──────── Source excerpt

Homework 4: Shadow Volumes & Shaders & Color

There are three separate parts to this assignment. To earn "full credit" for this assignment you only need to complete one of the parts to earn "full credit" for this assignment. Homework 4 is worth fewer total points than Homework 1, Homework 2, and Homework 3 (because you should be spending most of your time on your final project). If you would like to earn extra credit for your overall homework grade, you can complete two of the three parts, or all three parts of this assignment.

The goal of this assignment is to become familiar with both classic graphics hardware (the stencil buffer), programmable geometry & pixel shaders on a modern GPU, and/or human perception & color spaces.

PART 1: Stencil Buffer, Real-Time Mirror, & Shadow Volumes

NOTE: Using the stencil buffer for mirror and shadow volumes rendering on the Mac M-series ARM chip is incomplete. Students who only have access to an M-series ARM Mac should probably not attempt this portion of the assignment.

• The provided OpenGL code for this assignment will load an .obj into a scene. An appropriately sized quad that represents the floor is placed beneath the object and an appropriately sized quad that represent the mirror is placed to the left of the object. A yellow point above the object represents the position of a point light source. Pressing 'a' will toggle animation of this light, moving it in a circle above the object. Pressing the space bar will move the light one step along this path.

    ./render --input ../src/bunny_1k.obj
  
  

• Press 'm' to toggle stencil buffer mirror rendering, which is incomplete. You need to write code to "duplicate" and render the geometry of the mirrored object and floor as they appear to exist, reflected in the mirror. Pressing 'r' will toggle a visualization of the reflected geometries, (NOTE: no longer rendered in bright blue). If everything is working with your stencil buffer, the mirror visualization should then work as shown in the picture below. The objects in the mirror can be tinted slightly blue/green/grey for effect.

  

  If you study the resulting imagery closely, you'll notice that the lighting is decidedly incorrect. The bunny in the mirror has different local shading than the physical bunny. Which light source(s) should that bunny be lit by? For extra credit, describe the problem in your README.txt file and improve the local shading on the mirrored bunny. (Actually, the lighting on the physical bunny is wrong too and can be improved!)

• Next, let's implement shadow volumes. The first step is to determine the silhouette edges in the model. These are edges that have one neighboring triangle facing toward the light source, the other triangle facing away from the light source. Pressing 'e' will toggle the visualization of these edges in red, as shown below. You need to write the code to determine which edges are silhouettes and render this geometry.

────────────────
──────── Supplied material

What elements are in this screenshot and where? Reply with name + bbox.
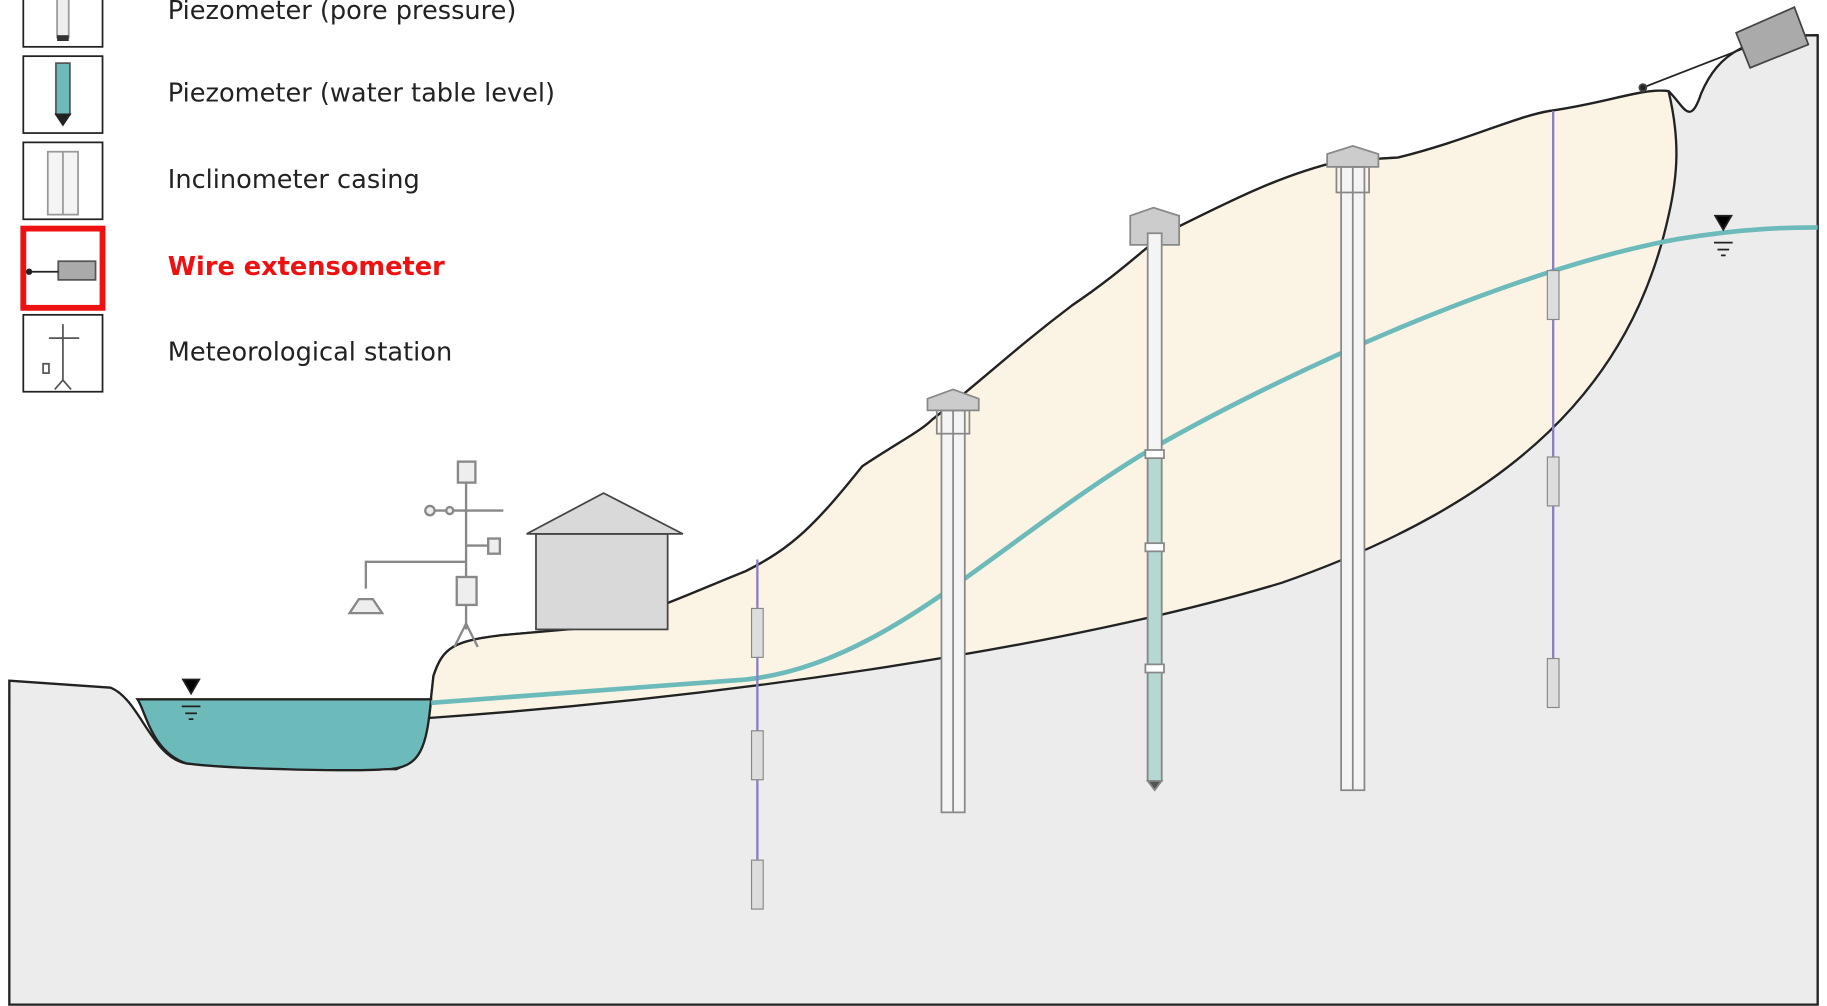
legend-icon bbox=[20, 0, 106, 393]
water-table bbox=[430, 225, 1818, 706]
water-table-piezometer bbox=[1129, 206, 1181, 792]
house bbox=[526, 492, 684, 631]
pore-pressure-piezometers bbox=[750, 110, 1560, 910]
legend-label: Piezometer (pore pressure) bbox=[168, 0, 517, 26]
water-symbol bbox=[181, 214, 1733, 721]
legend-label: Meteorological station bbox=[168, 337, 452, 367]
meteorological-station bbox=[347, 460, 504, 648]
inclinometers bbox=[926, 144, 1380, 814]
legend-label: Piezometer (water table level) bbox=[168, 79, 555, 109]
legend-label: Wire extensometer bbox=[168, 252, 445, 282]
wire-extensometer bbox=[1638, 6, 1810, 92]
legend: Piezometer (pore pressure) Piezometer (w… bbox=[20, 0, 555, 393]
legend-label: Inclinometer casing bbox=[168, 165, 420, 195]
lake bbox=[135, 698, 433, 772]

────────────────
──────── Supplied material

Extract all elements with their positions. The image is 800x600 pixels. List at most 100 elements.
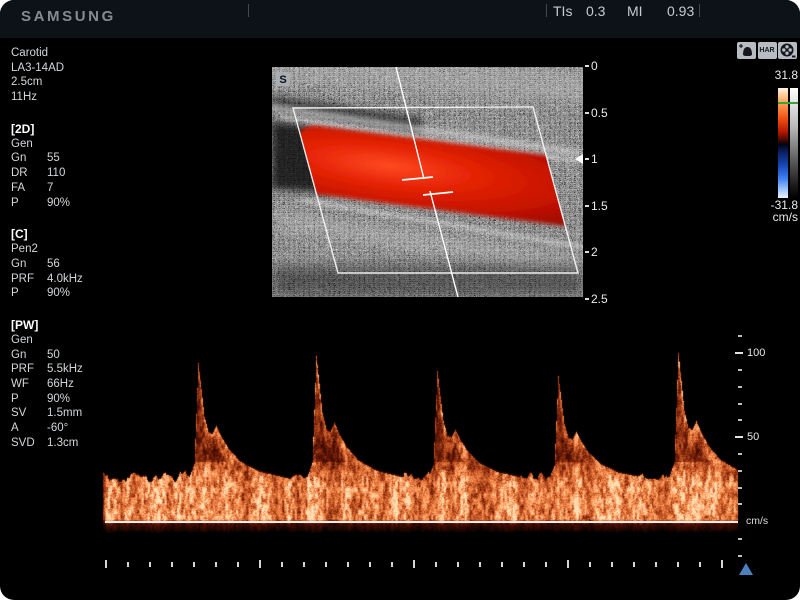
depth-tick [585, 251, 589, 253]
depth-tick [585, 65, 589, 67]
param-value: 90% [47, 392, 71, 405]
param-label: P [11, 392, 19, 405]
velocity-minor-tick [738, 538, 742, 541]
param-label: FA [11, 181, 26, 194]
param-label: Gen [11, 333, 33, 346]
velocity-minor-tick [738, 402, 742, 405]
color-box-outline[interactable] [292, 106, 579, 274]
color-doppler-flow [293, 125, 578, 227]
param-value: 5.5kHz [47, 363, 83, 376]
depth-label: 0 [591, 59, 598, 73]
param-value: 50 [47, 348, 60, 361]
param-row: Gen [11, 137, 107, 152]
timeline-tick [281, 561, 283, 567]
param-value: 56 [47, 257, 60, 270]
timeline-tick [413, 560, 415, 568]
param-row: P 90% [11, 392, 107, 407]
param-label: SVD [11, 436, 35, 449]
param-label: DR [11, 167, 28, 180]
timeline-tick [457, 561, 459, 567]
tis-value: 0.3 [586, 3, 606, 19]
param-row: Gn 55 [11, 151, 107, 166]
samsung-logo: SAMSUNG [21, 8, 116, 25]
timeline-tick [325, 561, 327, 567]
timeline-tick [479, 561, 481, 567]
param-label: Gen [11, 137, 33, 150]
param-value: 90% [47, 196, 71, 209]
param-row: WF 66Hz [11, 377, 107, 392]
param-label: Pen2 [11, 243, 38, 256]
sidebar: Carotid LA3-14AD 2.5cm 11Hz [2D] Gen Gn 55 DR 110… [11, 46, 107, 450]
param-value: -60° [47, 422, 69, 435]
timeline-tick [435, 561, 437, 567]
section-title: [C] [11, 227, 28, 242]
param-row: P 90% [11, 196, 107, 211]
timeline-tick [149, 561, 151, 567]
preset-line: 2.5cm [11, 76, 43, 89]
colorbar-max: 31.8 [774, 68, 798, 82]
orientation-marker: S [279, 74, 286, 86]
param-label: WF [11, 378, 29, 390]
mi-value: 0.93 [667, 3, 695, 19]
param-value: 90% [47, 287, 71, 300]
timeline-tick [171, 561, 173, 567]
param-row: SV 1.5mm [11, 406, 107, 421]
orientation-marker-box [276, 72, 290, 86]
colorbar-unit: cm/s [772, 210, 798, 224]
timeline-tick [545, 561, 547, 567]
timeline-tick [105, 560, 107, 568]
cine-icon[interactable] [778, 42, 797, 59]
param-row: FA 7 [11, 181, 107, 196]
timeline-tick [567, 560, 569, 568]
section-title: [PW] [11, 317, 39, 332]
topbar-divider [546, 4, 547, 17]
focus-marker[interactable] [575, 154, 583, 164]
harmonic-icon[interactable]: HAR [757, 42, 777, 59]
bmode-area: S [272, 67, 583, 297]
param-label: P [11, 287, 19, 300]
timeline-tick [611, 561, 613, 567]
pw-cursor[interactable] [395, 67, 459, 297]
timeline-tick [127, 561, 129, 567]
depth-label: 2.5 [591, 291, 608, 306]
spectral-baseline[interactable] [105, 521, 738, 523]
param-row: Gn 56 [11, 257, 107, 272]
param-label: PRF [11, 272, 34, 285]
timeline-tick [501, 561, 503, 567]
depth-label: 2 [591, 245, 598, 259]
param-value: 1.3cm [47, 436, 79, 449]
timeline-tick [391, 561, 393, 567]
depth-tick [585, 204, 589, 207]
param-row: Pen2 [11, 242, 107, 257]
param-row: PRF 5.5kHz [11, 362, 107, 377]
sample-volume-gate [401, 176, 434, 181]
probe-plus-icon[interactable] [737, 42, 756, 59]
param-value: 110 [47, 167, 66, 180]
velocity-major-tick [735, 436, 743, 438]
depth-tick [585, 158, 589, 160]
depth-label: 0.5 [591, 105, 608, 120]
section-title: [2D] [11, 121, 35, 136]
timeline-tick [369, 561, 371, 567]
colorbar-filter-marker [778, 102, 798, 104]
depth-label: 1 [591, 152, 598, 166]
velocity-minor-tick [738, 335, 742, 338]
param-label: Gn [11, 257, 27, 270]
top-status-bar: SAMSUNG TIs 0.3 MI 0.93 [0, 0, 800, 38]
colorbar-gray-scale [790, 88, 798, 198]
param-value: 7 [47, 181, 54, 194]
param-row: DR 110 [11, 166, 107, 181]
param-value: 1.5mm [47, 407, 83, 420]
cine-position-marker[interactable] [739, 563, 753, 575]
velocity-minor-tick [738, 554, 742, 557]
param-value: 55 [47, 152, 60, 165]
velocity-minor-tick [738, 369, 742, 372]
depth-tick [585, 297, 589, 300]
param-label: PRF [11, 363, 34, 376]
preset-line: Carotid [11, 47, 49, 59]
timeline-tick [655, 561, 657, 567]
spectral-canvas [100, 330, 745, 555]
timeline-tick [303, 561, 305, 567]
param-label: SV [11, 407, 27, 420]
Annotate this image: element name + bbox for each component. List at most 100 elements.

────────────────
──────── Supplied material

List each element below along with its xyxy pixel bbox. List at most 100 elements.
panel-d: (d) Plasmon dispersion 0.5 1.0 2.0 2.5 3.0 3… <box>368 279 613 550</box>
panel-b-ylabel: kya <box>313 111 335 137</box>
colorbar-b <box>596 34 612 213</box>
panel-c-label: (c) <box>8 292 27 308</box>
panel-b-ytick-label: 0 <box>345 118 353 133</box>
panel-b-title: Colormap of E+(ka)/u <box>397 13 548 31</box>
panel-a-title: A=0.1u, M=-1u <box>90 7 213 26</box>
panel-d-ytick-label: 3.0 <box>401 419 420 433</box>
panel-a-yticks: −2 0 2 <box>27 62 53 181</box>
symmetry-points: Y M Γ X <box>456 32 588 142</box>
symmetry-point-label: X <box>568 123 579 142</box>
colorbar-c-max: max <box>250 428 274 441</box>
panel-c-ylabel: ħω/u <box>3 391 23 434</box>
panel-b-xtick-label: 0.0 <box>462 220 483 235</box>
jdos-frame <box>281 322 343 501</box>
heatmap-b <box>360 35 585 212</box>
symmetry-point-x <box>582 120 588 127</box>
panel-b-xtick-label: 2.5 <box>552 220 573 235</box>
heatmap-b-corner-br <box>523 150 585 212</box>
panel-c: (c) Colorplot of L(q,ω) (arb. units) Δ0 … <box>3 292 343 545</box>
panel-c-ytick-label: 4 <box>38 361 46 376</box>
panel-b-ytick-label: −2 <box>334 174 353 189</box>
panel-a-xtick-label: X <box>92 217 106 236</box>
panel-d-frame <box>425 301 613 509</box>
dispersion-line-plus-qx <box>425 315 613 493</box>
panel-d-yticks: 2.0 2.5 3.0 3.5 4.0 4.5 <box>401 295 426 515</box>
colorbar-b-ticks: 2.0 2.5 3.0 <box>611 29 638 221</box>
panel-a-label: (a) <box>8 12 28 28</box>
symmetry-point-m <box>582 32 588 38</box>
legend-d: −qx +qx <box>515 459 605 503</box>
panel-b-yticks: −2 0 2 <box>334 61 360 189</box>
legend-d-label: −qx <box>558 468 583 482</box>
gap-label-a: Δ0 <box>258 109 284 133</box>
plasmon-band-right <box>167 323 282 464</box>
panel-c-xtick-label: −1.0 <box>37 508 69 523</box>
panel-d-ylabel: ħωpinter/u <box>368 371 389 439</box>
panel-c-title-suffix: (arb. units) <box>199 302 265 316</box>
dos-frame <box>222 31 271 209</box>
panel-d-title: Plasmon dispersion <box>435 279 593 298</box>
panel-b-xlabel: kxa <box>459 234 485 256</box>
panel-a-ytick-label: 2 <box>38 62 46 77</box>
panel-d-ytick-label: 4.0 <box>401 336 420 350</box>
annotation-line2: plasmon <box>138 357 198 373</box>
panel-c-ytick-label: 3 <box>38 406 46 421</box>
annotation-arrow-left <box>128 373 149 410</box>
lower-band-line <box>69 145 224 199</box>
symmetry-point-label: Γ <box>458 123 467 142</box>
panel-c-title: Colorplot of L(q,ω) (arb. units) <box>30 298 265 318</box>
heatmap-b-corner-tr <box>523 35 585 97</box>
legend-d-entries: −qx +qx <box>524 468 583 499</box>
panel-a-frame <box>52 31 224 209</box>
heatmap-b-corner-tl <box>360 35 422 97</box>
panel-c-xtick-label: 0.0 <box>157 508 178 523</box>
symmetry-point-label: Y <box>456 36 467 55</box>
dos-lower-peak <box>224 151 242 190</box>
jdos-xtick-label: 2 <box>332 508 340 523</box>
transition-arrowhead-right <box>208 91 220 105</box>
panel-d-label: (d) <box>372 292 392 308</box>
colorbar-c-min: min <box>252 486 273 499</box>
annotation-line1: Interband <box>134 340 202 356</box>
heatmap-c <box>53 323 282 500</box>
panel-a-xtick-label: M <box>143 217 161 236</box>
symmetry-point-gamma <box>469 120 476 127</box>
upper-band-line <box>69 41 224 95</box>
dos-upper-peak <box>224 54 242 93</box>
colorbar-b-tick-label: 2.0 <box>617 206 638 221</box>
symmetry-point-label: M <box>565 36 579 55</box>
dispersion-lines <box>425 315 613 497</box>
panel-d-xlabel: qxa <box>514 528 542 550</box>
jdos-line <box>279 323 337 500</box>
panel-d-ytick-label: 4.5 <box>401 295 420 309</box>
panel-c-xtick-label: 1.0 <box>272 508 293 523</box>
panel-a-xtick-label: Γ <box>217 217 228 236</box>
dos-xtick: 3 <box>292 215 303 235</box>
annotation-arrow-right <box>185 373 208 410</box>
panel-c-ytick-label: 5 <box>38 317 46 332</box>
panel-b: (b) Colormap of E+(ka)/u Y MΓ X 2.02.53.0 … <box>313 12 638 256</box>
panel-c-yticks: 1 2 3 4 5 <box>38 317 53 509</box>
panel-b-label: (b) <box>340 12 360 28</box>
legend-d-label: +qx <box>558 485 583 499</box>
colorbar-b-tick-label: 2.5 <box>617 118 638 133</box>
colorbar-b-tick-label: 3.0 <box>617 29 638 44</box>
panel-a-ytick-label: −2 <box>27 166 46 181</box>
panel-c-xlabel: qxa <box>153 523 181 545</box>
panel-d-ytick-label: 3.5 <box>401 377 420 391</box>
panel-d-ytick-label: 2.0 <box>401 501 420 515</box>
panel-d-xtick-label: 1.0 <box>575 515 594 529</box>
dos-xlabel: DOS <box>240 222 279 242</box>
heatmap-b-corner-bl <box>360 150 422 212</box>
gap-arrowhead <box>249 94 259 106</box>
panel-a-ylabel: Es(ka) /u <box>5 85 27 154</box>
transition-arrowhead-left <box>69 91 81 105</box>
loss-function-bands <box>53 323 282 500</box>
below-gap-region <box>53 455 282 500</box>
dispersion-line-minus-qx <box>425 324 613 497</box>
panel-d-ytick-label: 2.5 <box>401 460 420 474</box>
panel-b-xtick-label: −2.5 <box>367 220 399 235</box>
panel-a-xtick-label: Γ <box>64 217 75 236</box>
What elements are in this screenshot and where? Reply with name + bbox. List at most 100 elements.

────────────────

Problem:
According to the homework text, which key toggles stencil buffer mirror rendering? The rows were drawn from a different source than the homework text.

Exercise output:
The 'm' key.